* TASK INSTRUCTIONS *
Transcribe the listing that follows in full, omitting pictures.

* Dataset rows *
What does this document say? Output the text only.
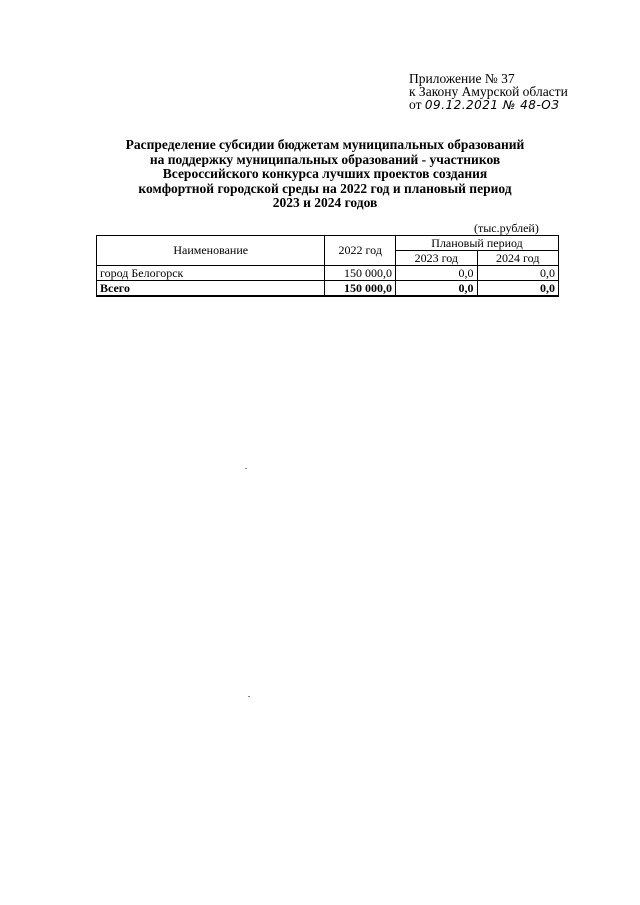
Приложение № 37
к Закону Амурской области
от 09.12.2021 № 48-ОЗ
Распределение субсидии бюджетам муниципальных образований
на поддержку муниципальных образований - участников
Всероссийского конкурса лучших проектов создания
комфортной городской среды на 2022 год и плановый период
2023 и 2024 годов
(тыс.рублей)
Наименование	2022 год	Плановый период	
		2023 год	2024 год
город Белогорск	150 000,0	0,0	0,0
Всего	150 000,0	0,0	0,0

* ANSWER FOR THIS EXERCISE *
What does this document say? Output the text only.
Приложение № 37
к Закону Амурской области
от 09.12.2021 № 48-ОЗ
Распределение субсидии бюджетам муниципальных образований
на поддержку муниципальных образований - участников
Всероссийского конкурса лучших проектов создания
комфортной городской среды на 2022 год и плановый период
2023 и 2024 годов
(тыс.рублей)
Наименование	2022 год	Плановый период	
		2023 год	2024 год
город Белогорск	150 000,0	0,0	0,0
Всего	150 000,0	0,0	0,0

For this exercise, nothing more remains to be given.